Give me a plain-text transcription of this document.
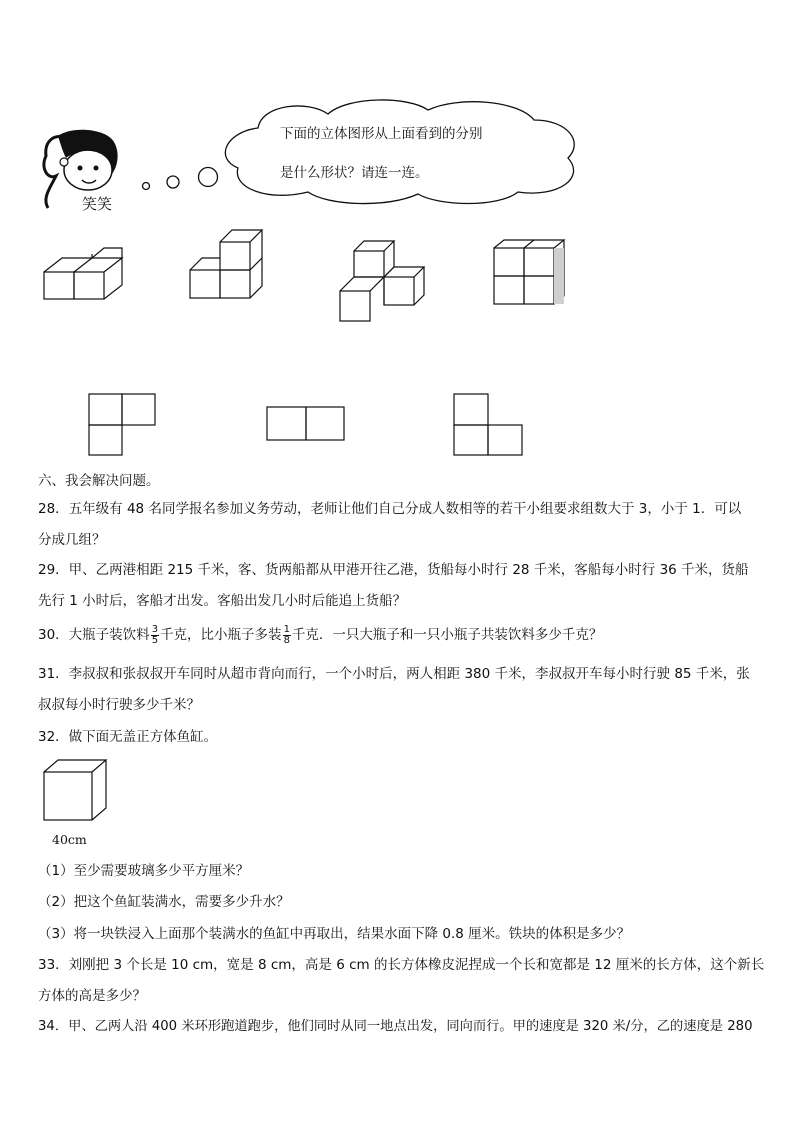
笑笑
下面的立体图形从上面看到的分别
是什么形状？请连一连。
六、我会解决问题。
28．五年级有 48 名同学报名参加义务劳动，老师让他们自己分成人数相等的若干小组要求组数大于 3，小于 1．可以
分成几组？
29．甲、乙两港相距 215 千米，客、货两船都从甲港开往乙港，货船每小时行 28 千米，客船每小时行 36 千米，货船
先行 1 小时后，客船才出发。客船出发几小时后能追上货船？
30．大瓶子装饮料 $\frac{3}{5}$ 千克，比小瓶子多装 $\frac{1}{8}$ 千克．一只大瓶子和一只小瓶子共装饮料多少千克？
31．李叔叔和张叔叔开车同时从超市背向而行，一个小时后，两人相距 380 千米，李叔叔开车每小时行驶 85 千米，张
叔叔每小时行驶多少千米？
32．做下面无盖正方体鱼缸。
40cm
（1）至少需要玻璃多少平方厘米？
（2）把这个鱼缸装满水，需要多少升水？
（3）将一块铁浸入上面那个装满水的鱼缸中再取出，结果水面下降 0.8 厘米。铁块的体积是多少？
33．刘刚把 3 个长是 10 cm，宽是 8 cm，高是 6 cm 的长方体橡皮泥捏成一个长和宽都是 12 厘米的长方体，这个新长
方体的高是多少？
34．甲、乙两人沿 400 米环形跑道跑步，他们同时从同一地点出发，同向而行。甲的速度是 320 米/分，乙的速度是 280
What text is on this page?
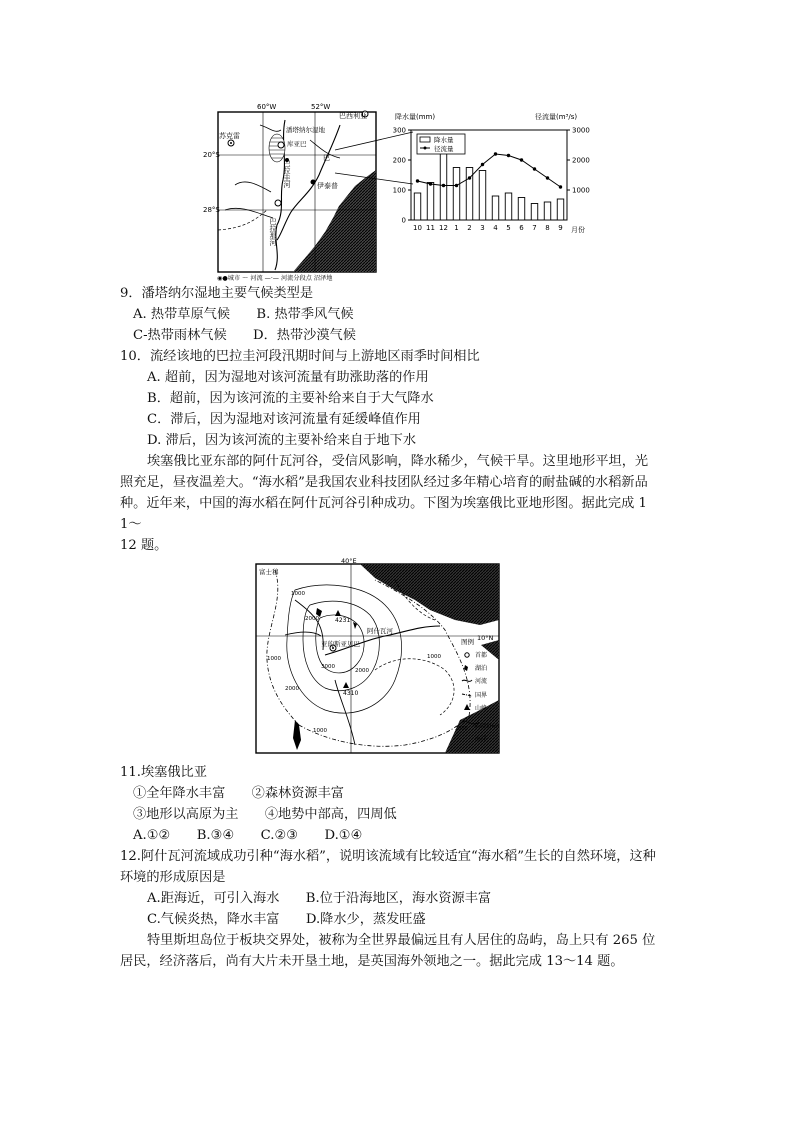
60°W	52°W
20°S
28°S
苏克雷
巴西利亚
潘塔纳尔湿地
库亚巴
巴
伊泰普
巴拉圭河
巴拉那河
◉●城市 ～ 河流 —·— 河流分段点 沼泽地
降水量(mm)	径流量(m³/s)
0
100
200
300
1000
2000
3000
10 11 12 1 2 3 4 5 6 7 8 9
降水量
径流量
月份
9．潘塔纳尔湿地主要气候类型是
A. 热带草原气候　　B. 热带季风气候
C-热带雨林气候　　D．热带沙漠气候
10．流经该地的巴拉圭河段汛期时间与上游地区雨季时间相比
A. 超前，因为湿地对该河流量有助涨助落的作用
B．超前，因为该河流的主要补给来自于大气降水
C．滞后，因为湿地对该河流量有延缓峰值作用
D. 滞后，因为该河流的主要补给来自于地下水
埃塞俄比亚东部的阿什瓦河谷，受信风影响，降水稀少，气候干旱。这里地形平坦，光
照充足，昼夜温差大。“海水稻”是我国农业科技团队经过多年精心培育的耐盐碱的水稻新品
种。近年来，中国的海水稻在阿什瓦河谷引种成功。下图为埃塞俄比亚地形图。据此完成 1
1～
12 题。
40°E
10°N
富士穆
亚的斯亚贝巴
阿什瓦河
4231
4310
1000
1000	1000
1000
2000
2000
2000
3000
图例
首都
湖泊
河流
国界
山峰
2000 等高线(m)
海洋
11.埃塞俄比亚
①全年降水丰富　　②森林资源丰富
③地形以高原为主　　④地势中部高，四周低
A.①②　　B.③④　　C.②③　　D.①④
12.阿什瓦河流域成功引种“海水稻”，说明该流域有比较适宜“海水稻”生长的自然环境，这种
环境的形成原因是
A.距海近，可引入海水　　B.位于沿海地区，海水资源丰富
C.气候炎热，降水丰富　　D.降水少，蒸发旺盛
特里斯坦岛位于板块交界处，被称为全世界最偏远且有人居住的岛屿，岛上只有 265 位
居民，经济落后，尚有大片未开垦土地，是英国海外领地之一。据此完成 13～14 题。
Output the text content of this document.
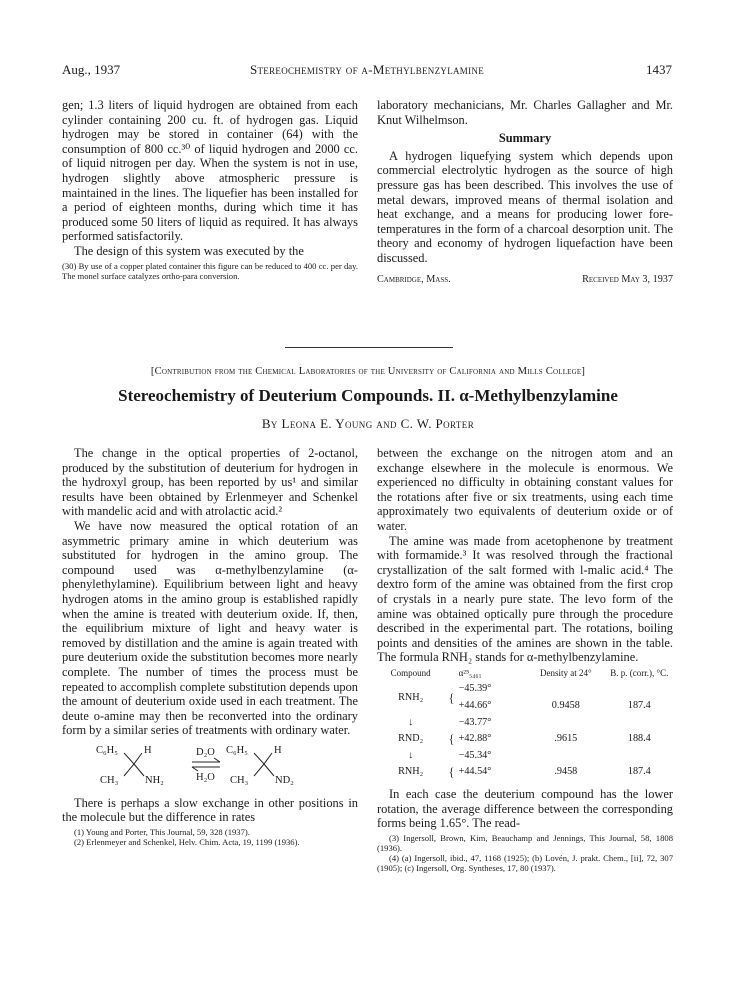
Aug., 1937	Stereochemistry of α-Methylbenzylamine	1437

gen; 1.3 liters of liquid hydrogen are obtained from each cylinder containing 200 cu. ft. of hydrogen gas. Liquid hydrogen may be stored in container (64) with the consumption of 800 cc.³⁰ of liquid hydrogen and 2000 cc. of liquid nitrogen per day. When the system is not in use, hydrogen slightly above atmospheric pressure is maintained in the lines. The liquefier has been installed for a period of eighteen months, during which time it has produced some 50 liters of liquid as required. It has always performed satisfactorily.

The design of this system was executed by the

(30) By use of a copper plated container this figure can be reduced to 400 cc. per day. The monel surface catalyzes ortho-para conversion.

laboratory mechanicians, Mr. Charles Gallagher and Mr. Knut Wilhelmson.

Summary

A hydrogen liquefying system which depends upon commercial electrolytic hydrogen as the source of high pressure gas has been described. This involves the use of metal dewars, improved means of thermal isolation and heat exchange, and a means for producing lower fore-temperatures in the form of a charcoal desorption unit. The theory and economy of hydrogen liquefaction have been discussed.

Cambridge, Mass.	Received May 3, 1937
[Contribution from the Chemical Laboratories of the University of California and Mills College]
Stereochemistry of Deuterium Compounds. II. α-Methylbenzylamine
By Leona E. Young and C. W. Porter

The change in the optical properties of 2-octanol, produced by the substitution of deuterium for hydrogen in the hydroxyl group, has been reported by us¹ and similar results have been obtained by Erlenmeyer and Schenkel with mandelic acid and with atrolactic acid.²

We have now measured the optical rotation of an asymmetric primary amine in which deuterium was substituted for hydrogen in the amino group. The compound used was α-methylbenzylamine (α-phenylethylamine). Equilibrium between light and heavy hydrogen atoms in the amino group is established rapidly when the amine is treated with deuterium oxide. If, then, the equilibrium mixture of light and heavy water is removed by distillation and the amine is again treated with pure deuterium oxide the substitution becomes more nearly complete. The number of times the process must be repeated to accomplish complete substitution depends upon the amount of deuterium oxide used in each treatment. The deute o-amine may then be reconverted into the ordinary form by a similar series of treatments with ordinary water.

C₆H₅ H
CH₃	NH₂
D₂O
H₂O
C₆H₅ H
CH₃	ND₂

There is perhaps a slow exchange in other positions in the molecule but the difference in rates

(1) Young and Porter, This Journal, 59, 328 (1937).

(2) Erlenmeyer and Schenkel, Helv. Chim. Acta, 19, 1199 (1936).

between the exchange on the nitrogen atom and an exchange elsewhere in the molecule is enormous. We experienced no difficulty in obtaining constant values for the rotations after five or six treatments, using each time approximately two equivalents of deuterium oxide or of water.

The amine was made from acetophenone by treatment with formamide.³ It was resolved through the fractional crystallization of the salt formed with l-malic acid.⁴ The dextro form of the amine was obtained from the first crop of crystals in a nearly pure state. The levo form of the amine was obtained optically pure through the procedure described in the experimental part. The rotations, boiling points and densities of the amines are shown in the table. The formula RNH₂ stands for α-methylbenzylamine.

Compound		α²⁵₅₄₆₁	Density at 24°	B. p. (corr.), °C.
RNH₂	{	−45.39°		
		+44.66°	0.9458	187.4
↓	{	−43.77°		
RND₂		+42.88°	.9615	188.4
↓		−45.34°		
RNH₂	{	+44.54°	.9458	187.4

In each case the deuterium compound has the lower rotation, the average difference between the corresponding forms being 1.65°. The read-

(3) Ingersoll, Brown, Kim, Beauchamp and Jennings, This Journal, 58, 1808 (1936).

(4) (a) Ingersoll, ibid., 47, 1168 (1925); (b) Lovén, J. prakt. Chem., [ii], 72, 307 (1905); (c) Ingersoll, Org. Syntheses, 17, 80 (1937).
• • •
Restate the whole listing above exactly, please, omitting every image.

Give me a plain-text transcription of this document.
笑笑
下面的立体图形从上面看到的分别
是什么形状？请连一连。
六、我会解决问题。
28．五年级有 48 名同学报名参加义务劳动，老师让他们自己分成人数相等的若干小组要求组数大于 3，小于 1．可以
分成几组？
29．甲、乙两港相距 215 千米，客、货两船都从甲港开往乙港，货船每小时行 28 千米，客船每小时行 36 千米，货船
先行 1 小时后，客船才出发。客船出发几小时后能追上货船？
30．大瓶子装饮料 $\frac{3}{5}$ 千克，比小瓶子多装 $\frac{1}{8}$ 千克．一只大瓶子和一只小瓶子共装饮料多少千克？
31．李叔叔和张叔叔开车同时从超市背向而行，一个小时后，两人相距 380 千米，李叔叔开车每小时行驶 85 千米，张
叔叔每小时行驶多少千米？
32．做下面无盖正方体鱼缸。
40cm
（1）至少需要玻璃多少平方厘米？
（2）把这个鱼缸装满水，需要多少升水？
（3）将一块铁浸入上面那个装满水的鱼缸中再取出，结果水面下降 0.8 厘米。铁块的体积是多少？
33．刘刚把 3 个长是 10 cm，宽是 8 cm，高是 6 cm 的长方体橡皮泥捏成一个长和宽都是 12 厘米的长方体，这个新长
方体的高是多少？
34．甲、乙两人沿 400 米环形跑道跑步，他们同时从同一地点出发，同向而行。甲的速度是 320 米/分，乙的速度是 280
What text is on this page?
60°W	52°W
20°S
28°S
苏克雷
巴西利亚
潘塔纳尔湿地
库亚巴
巴
伊泰普
巴拉圭河
巴拉那河
◉●城市 ～ 河流 —·— 河流分段点 沼泽地
降水量(mm)	径流量(m³/s)
0
100
200
300
1000
2000
3000
10 11 12 1 2 3 4 5 6 7 8 9
降水量
径流量
月份
9．潘塔纳尔湿地主要气候类型是
A. 热带草原气候　　B. 热带季风气候
C-热带雨林气候　　D．热带沙漠气候
10．流经该地的巴拉圭河段汛期时间与上游地区雨季时间相比
A. 超前，因为湿地对该河流量有助涨助落的作用
B．超前，因为该河流的主要补给来自于大气降水
C．滞后，因为湿地对该河流量有延缓峰值作用
D. 滞后，因为该河流的主要补给来自于地下水
埃塞俄比亚东部的阿什瓦河谷，受信风影响，降水稀少，气候干旱。这里地形平坦，光
照充足，昼夜温差大。“海水稻”是我国农业科技团队经过多年精心培育的耐盐碱的水稻新品
种。近年来，中国的海水稻在阿什瓦河谷引种成功。下图为埃塞俄比亚地形图。据此完成 1
1～
12 题。
40°E
10°N
富士穆
亚的斯亚贝巴
阿什瓦河
4231
4310
1000
1000	1000
1000
2000
2000
2000
3000
图例
首都
湖泊
河流
国界
山峰
2000 等高线(m)
海洋
11.埃塞俄比亚
①全年降水丰富　　②森林资源丰富
③地形以高原为主　　④地势中部高，四周低
A.①②　　B.③④　　C.②③　　D.①④
12.阿什瓦河流域成功引种“海水稻”，说明该流域有比较适宜“海水稻”生长的自然环境，这种
环境的形成原因是
A.距海近，可引入海水　　B.位于沿海地区，海水资源丰富
C.气候炎热，降水丰富　　D.降水少，蒸发旺盛
特里斯坦岛位于板块交界处，被称为全世界最偏远且有人居住的岛屿，岛上只有 265 位
居民，经济落后，尚有大片未开垦土地，是英国海外领地之一。据此完成 13～14 题。
Output the text content of this document.
Aug., 1937	Stereochemistry of α-Methylbenzylamine	1437

gen; 1.3 liters of liquid hydrogen are obtained from each cylinder containing 200 cu. ft. of hydrogen gas. Liquid hydrogen may be stored in container (64) with the consumption of 800 cc.³⁰ of liquid hydrogen and 2000 cc. of liquid nitrogen per day. When the system is not in use, hydrogen slightly above atmospheric pressure is maintained in the lines. The liquefier has been installed for a period of eighteen months, during which time it has produced some 50 liters of liquid as required. It has always performed satisfactorily.

The design of this system was executed by the

(30) By use of a copper plated container this figure can be reduced to 400 cc. per day. The monel surface catalyzes ortho-para conversion.

laboratory mechanicians, Mr. Charles Gallagher and Mr. Knut Wilhelmson.

Summary

A hydrogen liquefying system which depends upon commercial electrolytic hydrogen as the source of high pressure gas has been described. This involves the use of metal dewars, improved means of thermal isolation and heat exchange, and a means for producing lower fore-temperatures in the form of a charcoal desorption unit. The theory and economy of hydrogen liquefaction have been discussed.

Cambridge, Mass.	Received May 3, 1937
[Contribution from the Chemical Laboratories of the University of California and Mills College]
Stereochemistry of Deuterium Compounds. II. α-Methylbenzylamine
By Leona E. Young and C. W. Porter

The change in the optical properties of 2-octanol, produced by the substitution of deuterium for hydrogen in the hydroxyl group, has been reported by us¹ and similar results have been obtained by Erlenmeyer and Schenkel with mandelic acid and with atrolactic acid.²

We have now measured the optical rotation of an asymmetric primary amine in which deuterium was substituted for hydrogen in the amino group. The compound used was α-methylbenzylamine (α-phenylethylamine). Equilibrium between light and heavy hydrogen atoms in the amino group is established rapidly when the amine is treated with deuterium oxide. If, then, the equilibrium mixture of light and heavy water is removed by distillation and the amine is again treated with pure deuterium oxide the substitution becomes more nearly complete. The number of times the process must be repeated to accomplish complete substitution depends upon the amount of deuterium oxide used in each treatment. The deute o-amine may then be reconverted into the ordinary form by a similar series of treatments with ordinary water.

C₆H₅ H
CH₃	NH₂
D₂O
H₂O
C₆H₅ H
CH₃	ND₂

There is perhaps a slow exchange in other positions in the molecule but the difference in rates

(1) Young and Porter, This Journal, 59, 328 (1937).

(2) Erlenmeyer and Schenkel, Helv. Chim. Acta, 19, 1199 (1936).

between the exchange on the nitrogen atom and an exchange elsewhere in the molecule is enormous. We experienced no difficulty in obtaining constant values for the rotations after five or six treatments, using each time approximately two equivalents of deuterium oxide or of water.

The amine was made from acetophenone by treatment with formamide.³ It was resolved through the fractional crystallization of the salt formed with l-malic acid.⁴ The dextro form of the amine was obtained from the first crop of crystals in a nearly pure state. The levo form of the amine was obtained optically pure through the procedure described in the experimental part. The rotations, boiling points and densities of the amines are shown in the table. The formula RNH₂ stands for α-methylbenzylamine.

Compound		α²⁵₅₄₆₁	Density at 24°	B. p. (corr.), °C.
RNH₂	{	−45.39°		
		+44.66°	0.9458	187.4
↓	{	−43.77°		
RND₂		+42.88°	.9615	188.4
↓		−45.34°		
RNH₂	{	+44.54°	.9458	187.4

In each case the deuterium compound has the lower rotation, the average difference between the corresponding forms being 1.65°. The read-

(3) Ingersoll, Brown, Kim, Beauchamp and Jennings, This Journal, 58, 1808 (1936).

(4) (a) Ingersoll, ibid., 47, 1168 (1925); (b) Lovén, J. prakt. Chem., [ii], 72, 307 (1905); (c) Ingersoll, Org. Syntheses, 17, 80 (1937).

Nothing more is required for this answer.